• **Data entries**
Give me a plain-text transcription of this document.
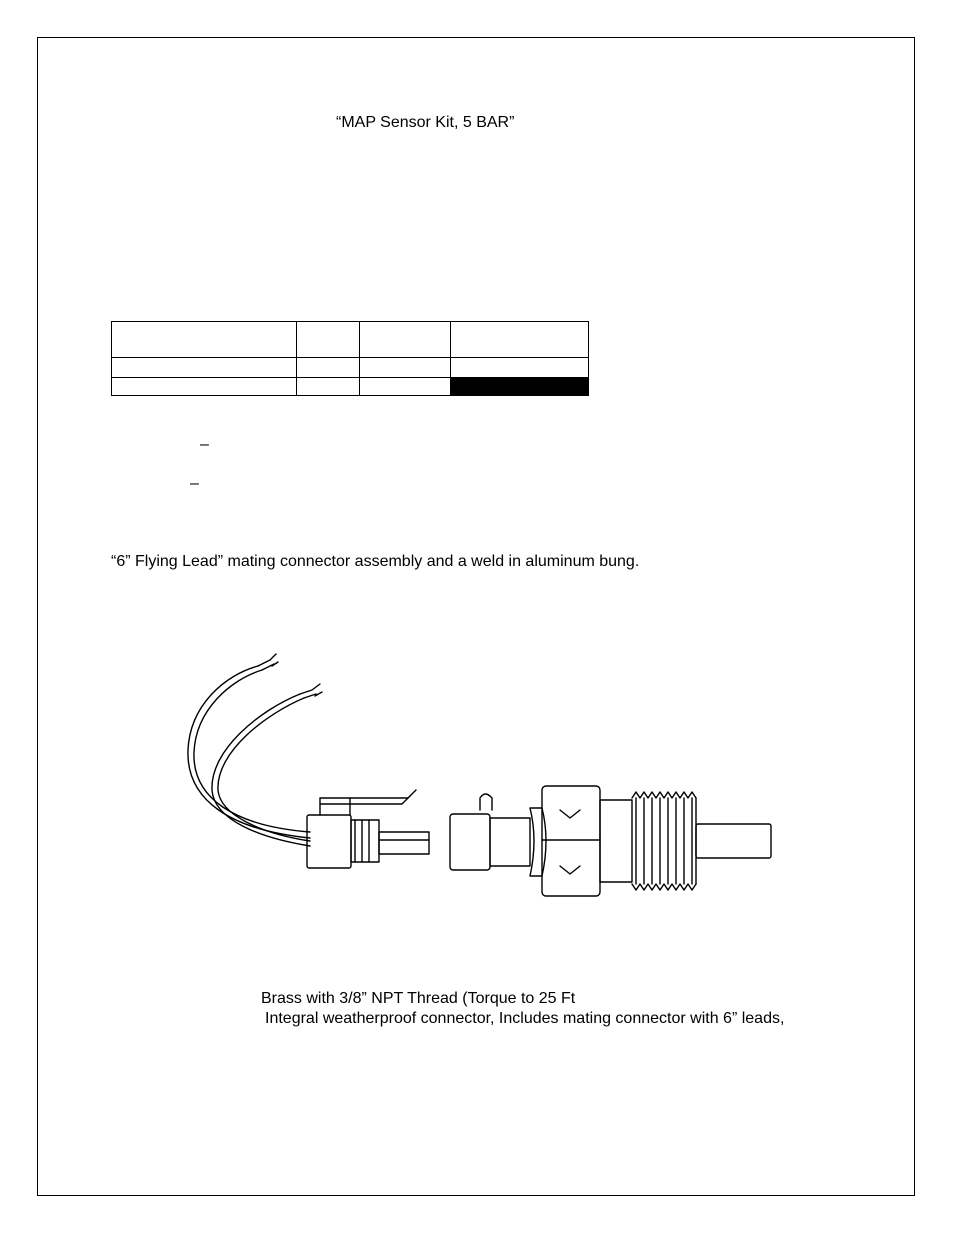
“MAP Sensor Kit, 5 BAR”

–
–
“6” Flying Lead” mating connector assembly and a weld in aluminum bung.
Brass with 3/8” NPT Thread (Torque to 25 Ft
Integral weatherproof connector, Includes mating connector with 6” leads,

• **What the exercise asks**
Except for the pictures, print the data above exactly.

• **Worked solution**
Give me a plain-text transcription of this document.
“MAP Sensor Kit, 5 BAR”

–
–
“6” Flying Lead” mating connector assembly and a weld in aluminum bung.
Brass with 3/8” NPT Thread (Torque to 25 Ft
Integral weatherproof connector, Includes mating connector with 6” leads,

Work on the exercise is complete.